Do any lines in the data below contain "pezzi"? If so, copy every one of them.

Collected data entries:
[start]
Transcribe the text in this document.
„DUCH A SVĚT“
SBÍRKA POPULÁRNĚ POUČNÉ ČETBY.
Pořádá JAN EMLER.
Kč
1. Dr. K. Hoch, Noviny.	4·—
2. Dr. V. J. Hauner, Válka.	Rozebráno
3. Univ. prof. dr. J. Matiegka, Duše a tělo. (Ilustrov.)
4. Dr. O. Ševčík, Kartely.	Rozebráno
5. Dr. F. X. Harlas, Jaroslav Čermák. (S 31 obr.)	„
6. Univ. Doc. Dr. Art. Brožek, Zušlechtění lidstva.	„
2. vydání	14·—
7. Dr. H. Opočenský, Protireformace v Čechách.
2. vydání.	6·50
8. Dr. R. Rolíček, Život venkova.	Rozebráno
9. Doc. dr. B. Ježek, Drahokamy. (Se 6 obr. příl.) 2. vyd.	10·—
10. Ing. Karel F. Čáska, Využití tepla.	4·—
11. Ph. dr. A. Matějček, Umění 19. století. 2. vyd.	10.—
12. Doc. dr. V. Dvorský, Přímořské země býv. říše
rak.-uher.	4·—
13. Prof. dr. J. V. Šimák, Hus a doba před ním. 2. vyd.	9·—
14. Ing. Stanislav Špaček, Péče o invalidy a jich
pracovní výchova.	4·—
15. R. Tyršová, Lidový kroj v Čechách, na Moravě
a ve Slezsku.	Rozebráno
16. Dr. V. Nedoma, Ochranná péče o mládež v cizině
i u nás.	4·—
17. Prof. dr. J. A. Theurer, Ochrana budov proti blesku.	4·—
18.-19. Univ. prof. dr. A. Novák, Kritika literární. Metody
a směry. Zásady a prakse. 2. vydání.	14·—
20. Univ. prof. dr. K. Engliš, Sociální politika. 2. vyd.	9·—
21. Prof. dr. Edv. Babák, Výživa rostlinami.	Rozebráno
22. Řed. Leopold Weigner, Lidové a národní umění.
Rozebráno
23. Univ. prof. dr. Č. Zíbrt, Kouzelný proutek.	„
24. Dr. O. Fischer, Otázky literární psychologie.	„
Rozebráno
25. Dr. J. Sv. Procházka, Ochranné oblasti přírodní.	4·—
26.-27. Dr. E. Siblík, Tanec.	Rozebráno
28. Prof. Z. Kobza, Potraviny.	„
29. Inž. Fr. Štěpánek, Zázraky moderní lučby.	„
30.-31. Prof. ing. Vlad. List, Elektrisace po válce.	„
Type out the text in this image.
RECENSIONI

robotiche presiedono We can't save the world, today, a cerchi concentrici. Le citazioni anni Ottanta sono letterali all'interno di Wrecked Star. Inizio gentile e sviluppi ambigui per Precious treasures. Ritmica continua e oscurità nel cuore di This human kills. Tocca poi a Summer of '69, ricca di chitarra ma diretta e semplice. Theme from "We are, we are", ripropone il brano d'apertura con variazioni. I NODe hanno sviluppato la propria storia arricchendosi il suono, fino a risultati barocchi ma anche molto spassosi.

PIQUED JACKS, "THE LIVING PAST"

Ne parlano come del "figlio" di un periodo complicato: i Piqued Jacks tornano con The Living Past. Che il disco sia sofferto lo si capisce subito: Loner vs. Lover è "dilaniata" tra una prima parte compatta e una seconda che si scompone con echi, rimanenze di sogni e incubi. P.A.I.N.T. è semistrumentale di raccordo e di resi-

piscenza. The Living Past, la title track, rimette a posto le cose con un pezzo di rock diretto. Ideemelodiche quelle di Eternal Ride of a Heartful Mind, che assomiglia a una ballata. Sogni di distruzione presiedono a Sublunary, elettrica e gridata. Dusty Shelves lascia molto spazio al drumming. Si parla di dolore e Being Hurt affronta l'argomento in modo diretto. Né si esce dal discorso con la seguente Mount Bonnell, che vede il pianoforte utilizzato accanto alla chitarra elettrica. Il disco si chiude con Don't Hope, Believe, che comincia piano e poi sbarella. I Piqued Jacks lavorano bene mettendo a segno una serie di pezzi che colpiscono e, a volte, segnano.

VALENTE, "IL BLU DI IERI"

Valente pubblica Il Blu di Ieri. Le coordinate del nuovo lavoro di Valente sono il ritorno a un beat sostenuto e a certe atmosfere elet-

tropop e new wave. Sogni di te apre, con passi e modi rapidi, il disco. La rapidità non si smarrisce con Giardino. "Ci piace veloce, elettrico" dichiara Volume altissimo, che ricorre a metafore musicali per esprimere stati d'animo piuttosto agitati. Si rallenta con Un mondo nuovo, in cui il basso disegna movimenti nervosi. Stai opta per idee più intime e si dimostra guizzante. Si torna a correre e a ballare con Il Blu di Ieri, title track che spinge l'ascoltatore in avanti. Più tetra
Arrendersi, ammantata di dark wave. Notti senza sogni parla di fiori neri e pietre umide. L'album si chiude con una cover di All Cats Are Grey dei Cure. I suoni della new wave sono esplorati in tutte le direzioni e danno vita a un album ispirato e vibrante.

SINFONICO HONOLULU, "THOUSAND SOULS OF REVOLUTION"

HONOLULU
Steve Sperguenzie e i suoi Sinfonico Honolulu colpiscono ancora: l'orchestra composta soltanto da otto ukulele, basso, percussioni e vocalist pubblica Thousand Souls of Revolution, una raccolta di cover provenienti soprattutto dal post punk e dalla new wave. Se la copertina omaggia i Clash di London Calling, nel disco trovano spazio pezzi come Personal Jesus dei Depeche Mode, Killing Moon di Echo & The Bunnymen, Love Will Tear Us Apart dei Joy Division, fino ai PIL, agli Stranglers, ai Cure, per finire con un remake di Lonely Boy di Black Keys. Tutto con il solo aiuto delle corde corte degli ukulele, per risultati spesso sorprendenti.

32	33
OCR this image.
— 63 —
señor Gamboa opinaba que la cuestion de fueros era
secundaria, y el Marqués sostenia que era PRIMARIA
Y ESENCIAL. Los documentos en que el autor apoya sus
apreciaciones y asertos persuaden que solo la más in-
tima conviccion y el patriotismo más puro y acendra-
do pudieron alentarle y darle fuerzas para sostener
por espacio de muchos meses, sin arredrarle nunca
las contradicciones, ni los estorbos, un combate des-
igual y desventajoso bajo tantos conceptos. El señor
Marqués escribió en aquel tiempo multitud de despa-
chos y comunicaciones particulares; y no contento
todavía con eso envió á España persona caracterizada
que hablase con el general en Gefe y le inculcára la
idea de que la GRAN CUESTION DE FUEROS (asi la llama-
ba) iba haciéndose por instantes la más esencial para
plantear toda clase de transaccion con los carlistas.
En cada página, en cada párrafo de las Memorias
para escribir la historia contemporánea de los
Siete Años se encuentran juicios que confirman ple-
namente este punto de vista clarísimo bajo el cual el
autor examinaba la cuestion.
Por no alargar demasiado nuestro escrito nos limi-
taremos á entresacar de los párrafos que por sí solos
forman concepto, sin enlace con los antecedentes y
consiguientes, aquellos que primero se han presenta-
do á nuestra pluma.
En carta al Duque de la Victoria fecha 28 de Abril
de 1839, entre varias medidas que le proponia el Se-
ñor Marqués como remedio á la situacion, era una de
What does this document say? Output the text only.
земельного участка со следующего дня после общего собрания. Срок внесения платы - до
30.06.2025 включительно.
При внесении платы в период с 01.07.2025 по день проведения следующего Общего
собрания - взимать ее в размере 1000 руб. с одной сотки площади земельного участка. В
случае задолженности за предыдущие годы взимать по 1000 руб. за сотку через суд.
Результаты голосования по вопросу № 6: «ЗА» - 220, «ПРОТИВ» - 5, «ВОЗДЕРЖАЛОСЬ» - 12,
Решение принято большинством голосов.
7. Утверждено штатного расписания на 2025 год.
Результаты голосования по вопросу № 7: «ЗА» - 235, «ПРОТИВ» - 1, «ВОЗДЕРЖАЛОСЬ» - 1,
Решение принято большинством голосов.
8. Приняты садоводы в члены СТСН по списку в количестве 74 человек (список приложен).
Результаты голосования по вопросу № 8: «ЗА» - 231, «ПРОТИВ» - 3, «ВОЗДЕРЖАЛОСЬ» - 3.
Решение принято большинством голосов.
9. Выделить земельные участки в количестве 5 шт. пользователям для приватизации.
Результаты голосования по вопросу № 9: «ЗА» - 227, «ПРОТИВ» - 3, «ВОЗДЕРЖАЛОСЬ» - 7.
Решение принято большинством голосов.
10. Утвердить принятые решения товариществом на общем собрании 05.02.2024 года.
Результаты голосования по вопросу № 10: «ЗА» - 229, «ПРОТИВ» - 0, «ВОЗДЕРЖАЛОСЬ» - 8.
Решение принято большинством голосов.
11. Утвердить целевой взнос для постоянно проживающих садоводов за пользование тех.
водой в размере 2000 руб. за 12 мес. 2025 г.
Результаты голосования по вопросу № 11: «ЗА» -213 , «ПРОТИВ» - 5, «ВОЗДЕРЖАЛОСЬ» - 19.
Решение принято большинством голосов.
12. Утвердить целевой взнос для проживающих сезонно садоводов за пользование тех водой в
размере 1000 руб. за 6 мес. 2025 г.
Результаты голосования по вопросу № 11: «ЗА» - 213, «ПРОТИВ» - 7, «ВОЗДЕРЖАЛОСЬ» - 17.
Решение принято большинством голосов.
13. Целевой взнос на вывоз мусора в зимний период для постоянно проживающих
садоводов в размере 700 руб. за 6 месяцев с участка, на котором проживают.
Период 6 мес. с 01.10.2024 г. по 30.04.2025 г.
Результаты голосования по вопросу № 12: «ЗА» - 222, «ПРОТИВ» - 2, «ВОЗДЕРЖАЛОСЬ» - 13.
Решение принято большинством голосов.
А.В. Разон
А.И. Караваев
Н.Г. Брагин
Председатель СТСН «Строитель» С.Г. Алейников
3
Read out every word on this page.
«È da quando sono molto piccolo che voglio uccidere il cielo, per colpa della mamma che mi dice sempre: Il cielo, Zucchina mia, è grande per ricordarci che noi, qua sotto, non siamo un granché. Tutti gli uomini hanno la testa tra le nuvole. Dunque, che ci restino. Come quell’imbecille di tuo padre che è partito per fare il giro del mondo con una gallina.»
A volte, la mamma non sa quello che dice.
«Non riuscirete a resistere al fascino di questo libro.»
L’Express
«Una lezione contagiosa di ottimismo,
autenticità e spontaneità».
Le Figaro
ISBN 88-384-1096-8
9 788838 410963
[end]
REPLY TO THE TASK
piscenza. The Living Past, la title track, rimette a posto le cose con un pezzo di rock diretto. Ideemelodiche quelle di Eternal Ride of a Heartful Mind, che assomiglia a una ballata. Sogni di distruzione presiedono a Sublunary, elettrica e gridata. Dusty Shelves lascia molto spazio al drumming. Si parla di dolore e Being Hurt affronta l'argomento in modo diretto. Né si esce dal discorso con la seguente Mount Bonnell, che vede il pianoforte utilizzato accanto alla chitarra elettrica. Il disco si chiude con Don't Hope, Believe, che comincia piano e poi sbarella. I Piqued Jacks lavorano bene mettendo a segno una serie di pezzi che colpiscono e, a volte, segnano.
Steve Sperguenzie e i suoi Sinfonico Honolulu colpiscono ancora: l'orchestra composta soltanto da otto ukulele, basso, percussioni e vocalist pubblica Thousand Souls of Revolution, una raccolta di cover provenienti soprattutto dal post punk e dalla new wave. Se la copertina omaggia i Clash di London Calling, nel disco trovano spazio pezzi come Personal Jesus dei Depeche Mode, Killing Moon di Echo & The Bunnymen, Love Will Tear Us Apart dei Joy Division, fino ai PIL, agli Stranglers, ai Cure, per finire con un remake di Lonely Boy di Black Keys. Tutto con il solo aiuto delle corde corte degli ukulele, per risultati spesso sorprendenti.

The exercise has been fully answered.